■ Task requirements: Repeat the whole listing exactly.

-------- Records supplied

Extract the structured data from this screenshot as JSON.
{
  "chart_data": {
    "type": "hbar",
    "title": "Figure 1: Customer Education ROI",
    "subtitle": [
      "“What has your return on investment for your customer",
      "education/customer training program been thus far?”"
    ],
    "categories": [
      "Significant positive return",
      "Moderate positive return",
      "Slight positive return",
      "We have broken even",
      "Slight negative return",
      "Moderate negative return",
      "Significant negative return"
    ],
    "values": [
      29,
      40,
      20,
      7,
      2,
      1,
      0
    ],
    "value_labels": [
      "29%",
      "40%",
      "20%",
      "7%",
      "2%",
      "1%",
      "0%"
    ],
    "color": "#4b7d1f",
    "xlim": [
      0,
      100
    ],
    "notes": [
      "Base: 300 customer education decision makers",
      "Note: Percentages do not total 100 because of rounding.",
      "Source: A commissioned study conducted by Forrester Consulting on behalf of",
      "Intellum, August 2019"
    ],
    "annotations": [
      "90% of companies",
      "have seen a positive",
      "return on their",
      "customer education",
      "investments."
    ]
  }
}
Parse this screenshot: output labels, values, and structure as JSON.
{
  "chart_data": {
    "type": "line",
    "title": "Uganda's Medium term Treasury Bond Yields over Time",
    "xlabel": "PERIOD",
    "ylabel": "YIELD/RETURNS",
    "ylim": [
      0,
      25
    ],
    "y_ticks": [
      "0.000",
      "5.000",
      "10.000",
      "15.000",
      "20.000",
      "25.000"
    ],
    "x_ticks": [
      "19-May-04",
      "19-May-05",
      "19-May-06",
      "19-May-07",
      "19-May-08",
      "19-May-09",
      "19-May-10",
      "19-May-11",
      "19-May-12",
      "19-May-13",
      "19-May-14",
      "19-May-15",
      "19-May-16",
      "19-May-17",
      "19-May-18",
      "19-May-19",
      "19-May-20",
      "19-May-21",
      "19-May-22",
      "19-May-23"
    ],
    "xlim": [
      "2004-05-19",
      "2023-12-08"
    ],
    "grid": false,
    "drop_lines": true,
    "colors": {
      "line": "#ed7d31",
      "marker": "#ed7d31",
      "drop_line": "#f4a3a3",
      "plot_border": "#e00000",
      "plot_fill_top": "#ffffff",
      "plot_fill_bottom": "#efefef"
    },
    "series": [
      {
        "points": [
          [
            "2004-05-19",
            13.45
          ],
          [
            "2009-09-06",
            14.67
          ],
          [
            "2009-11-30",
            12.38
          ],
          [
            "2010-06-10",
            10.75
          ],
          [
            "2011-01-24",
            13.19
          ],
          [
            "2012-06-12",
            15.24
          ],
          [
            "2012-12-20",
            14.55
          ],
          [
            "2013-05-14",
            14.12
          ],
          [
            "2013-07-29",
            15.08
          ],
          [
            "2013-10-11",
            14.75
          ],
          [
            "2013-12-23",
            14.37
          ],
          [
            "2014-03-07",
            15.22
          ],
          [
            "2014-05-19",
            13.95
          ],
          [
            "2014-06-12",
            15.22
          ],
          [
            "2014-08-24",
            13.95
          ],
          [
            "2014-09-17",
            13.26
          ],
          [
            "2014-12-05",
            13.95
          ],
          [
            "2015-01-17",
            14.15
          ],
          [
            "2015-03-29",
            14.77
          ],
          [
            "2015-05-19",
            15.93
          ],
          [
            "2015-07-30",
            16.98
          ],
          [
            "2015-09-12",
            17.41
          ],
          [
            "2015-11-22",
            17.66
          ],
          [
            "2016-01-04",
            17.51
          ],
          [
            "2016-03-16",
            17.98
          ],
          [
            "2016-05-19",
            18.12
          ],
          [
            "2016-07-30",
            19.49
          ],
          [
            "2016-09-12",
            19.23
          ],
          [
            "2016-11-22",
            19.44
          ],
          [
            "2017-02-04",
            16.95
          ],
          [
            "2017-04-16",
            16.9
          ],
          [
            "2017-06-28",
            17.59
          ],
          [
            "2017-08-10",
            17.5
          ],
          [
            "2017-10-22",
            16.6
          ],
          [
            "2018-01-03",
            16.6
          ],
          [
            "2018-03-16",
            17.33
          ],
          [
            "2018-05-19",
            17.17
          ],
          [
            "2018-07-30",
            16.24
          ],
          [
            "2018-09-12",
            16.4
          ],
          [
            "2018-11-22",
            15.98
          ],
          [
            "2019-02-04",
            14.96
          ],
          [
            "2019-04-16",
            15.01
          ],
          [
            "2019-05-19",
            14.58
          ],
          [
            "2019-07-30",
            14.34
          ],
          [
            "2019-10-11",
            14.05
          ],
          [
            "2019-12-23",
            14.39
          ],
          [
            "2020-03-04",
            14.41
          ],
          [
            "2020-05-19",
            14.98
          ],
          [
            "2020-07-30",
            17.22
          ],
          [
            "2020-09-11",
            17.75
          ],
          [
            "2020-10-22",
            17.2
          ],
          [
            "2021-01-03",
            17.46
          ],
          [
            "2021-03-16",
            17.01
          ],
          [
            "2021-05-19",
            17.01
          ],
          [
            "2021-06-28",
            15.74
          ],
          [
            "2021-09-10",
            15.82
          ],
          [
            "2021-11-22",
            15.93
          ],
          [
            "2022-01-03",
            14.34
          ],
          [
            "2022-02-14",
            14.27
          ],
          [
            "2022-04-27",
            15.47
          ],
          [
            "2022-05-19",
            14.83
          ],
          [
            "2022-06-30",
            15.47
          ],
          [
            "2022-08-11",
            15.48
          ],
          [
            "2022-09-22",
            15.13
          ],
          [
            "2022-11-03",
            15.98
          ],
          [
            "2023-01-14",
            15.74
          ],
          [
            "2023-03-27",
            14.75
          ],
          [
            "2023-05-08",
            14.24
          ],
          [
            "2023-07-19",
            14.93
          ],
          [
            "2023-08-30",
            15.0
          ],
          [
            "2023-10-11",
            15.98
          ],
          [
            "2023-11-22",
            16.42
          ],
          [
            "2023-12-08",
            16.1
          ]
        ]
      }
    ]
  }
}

----------------

■ The output:
Extract the structured data from this screenshot as JSON.
{
  "chart_data": {
    "type": "hbar",
    "title": "Figure 1: Customer Education ROI",
    "subtitle": [
      "“What has your return on investment for your customer",
      "education/customer training program been thus far?”"
    ],
    "categories": [
      "Significant positive return",
      "Moderate positive return",
      "Slight positive return",
      "We have broken even",
      "Slight negative return",
      "Moderate negative return",
      "Significant negative return"
    ],
    "values": [
      29,
      40,
      20,
      7,
      2,
      1,
      0
    ],
    "value_labels": [
      "29%",
      "40%",
      "20%",
      "7%",
      "2%",
      "1%",
      "0%"
    ],
    "color": "#4b7d1f",
    "xlim": [
      0,
      100
    ],
    "notes": [
      "Base: 300 customer education decision makers",
      "Note: Percentages do not total 100 because of rounding.",
      "Source: A commissioned study conducted by Forrester Consulting on behalf of",
      "Intellum, August 2019"
    ],
    "annotations": [
      "90% of companies",
      "have seen a positive",
      "return on their",
      "customer education",
      "investments."
    ]
  }
}
Parse this screenshot: output labels, values, and structure as JSON.
{
  "chart_data": {
    "type": "line",
    "title": "Uganda's Medium term Treasury Bond Yields over Time",
    "xlabel": "PERIOD",
    "ylabel": "YIELD/RETURNS",
    "ylim": [
      0,
      25
    ],
    "y_ticks": [
      "0.000",
      "5.000",
      "10.000",
      "15.000",
      "20.000",
      "25.000"
    ],
    "x_ticks": [
      "19-May-04",
      "19-May-05",
      "19-May-06",
      "19-May-07",
      "19-May-08",
      "19-May-09",
      "19-May-10",
      "19-May-11",
      "19-May-12",
      "19-May-13",
      "19-May-14",
      "19-May-15",
      "19-May-16",
      "19-May-17",
      "19-May-18",
      "19-May-19",
      "19-May-20",
      "19-May-21",
      "19-May-22",
      "19-May-23"
    ],
    "xlim": [
      "2004-05-19",
      "2023-12-08"
    ],
    "grid": false,
    "drop_lines": true,
    "colors": {
      "line": "#ed7d31",
      "marker": "#ed7d31",
      "drop_line": "#f4a3a3",
      "plot_border": "#e00000",
      "plot_fill_top": "#ffffff",
      "plot_fill_bottom": "#efefef"
    },
    "series": [
      {
        "points": [
          [
            "2004-05-19",
            13.45
          ],
          [
            "2009-09-06",
            14.67
          ],
          [
            "2009-11-30",
            12.38
          ],
          [
            "2010-06-10",
            10.75
          ],
          [
            "2011-01-24",
            13.19
          ],
          [
            "2012-06-12",
            15.24
          ],
          [
            "2012-12-20",
            14.55
          ],
          [
            "2013-05-14",
            14.12
          ],
          [
            "2013-07-29",
            15.08
          ],
          [
            "2013-10-11",
            14.75
          ],
          [
            "2013-12-23",
            14.37
          ],
          [
            "2014-03-07",
            15.22
          ],
          [
            "2014-05-19",
            13.95
          ],
          [
            "2014-06-12",
            15.22
          ],
          [
            "2014-08-24",
            13.95
          ],
          [
            "2014-09-17",
            13.26
          ],
          [
            "2014-12-05",
            13.95
          ],
          [
            "2015-01-17",
            14.15
          ],
          [
            "2015-03-29",
            14.77
          ],
          [
            "2015-05-19",
            15.93
          ],
          [
            "2015-07-30",
            16.98
          ],
          [
            "2015-09-12",
            17.41
          ],
          [
            "2015-11-22",
            17.66
          ],
          [
            "2016-01-04",
            17.51
          ],
          [
            "2016-03-16",
            17.98
          ],
          [
            "2016-05-19",
            18.12
          ],
          [
            "2016-07-30",
            19.49
          ],
          [
            "2016-09-12",
            19.23
          ],
          [
            "2016-11-22",
            19.44
          ],
          [
            "2017-02-04",
            16.95
          ],
          [
            "2017-04-16",
            16.9
          ],
          [
            "2017-06-28",
            17.59
          ],
          [
            "2017-08-10",
            17.5
          ],
          [
            "2017-10-22",
            16.6
          ],
          [
            "2018-01-03",
            16.6
          ],
          [
            "2018-03-16",
            17.33
          ],
          [
            "2018-05-19",
            17.17
          ],
          [
            "2018-07-30",
            16.24
          ],
          [
            "2018-09-12",
            16.4
          ],
          [
            "2018-11-22",
            15.98
          ],
          [
            "2019-02-04",
            14.96
          ],
          [
            "2019-04-16",
            15.01
          ],
          [
            "2019-05-19",
            14.58
          ],
          [
            "2019-07-30",
            14.34
          ],
          [
            "2019-10-11",
            14.05
          ],
          [
            "2019-12-23",
            14.39
          ],
          [
            "2020-03-04",
            14.41
          ],
          [
            "2020-05-19",
            14.98
          ],
          [
            "2020-07-30",
            17.22
          ],
          [
            "2020-09-11",
            17.75
          ],
          [
            "2020-10-22",
            17.2
          ],
          [
            "2021-01-03",
            17.46
          ],
          [
            "2021-03-16",
            17.01
          ],
          [
            "2021-05-19",
            17.01
          ],
          [
            "2021-06-28",
            15.74
          ],
          [
            "2021-09-10",
            15.82
          ],
          [
            "2021-11-22",
            15.93
          ],
          [
            "2022-01-03",
            14.34
          ],
          [
            "2022-02-14",
            14.27
          ],
          [
            "2022-04-27",
            15.47
          ],
          [
            "2022-05-19",
            14.83
          ],
          [
            "2022-06-30",
            15.47
          ],
          [
            "2022-08-11",
            15.48
          ],
          [
            "2022-09-22",
            15.13
          ],
          [
            "2022-11-03",
            15.98
          ],
          [
            "2023-01-14",
            15.74
          ],
          [
            "2023-03-27",
            14.75
          ],
          [
            "2023-05-08",
            14.24
          ],
          [
            "2023-07-19",
            14.93
          ],
          [
            "2023-08-30",
            15.0
          ],
          [
            "2023-10-11",
            15.98
          ],
          [
            "2023-11-22",
            16.42
          ],
          [
            "2023-12-08",
            16.1
          ]
        ]
      }
    ]
  }
}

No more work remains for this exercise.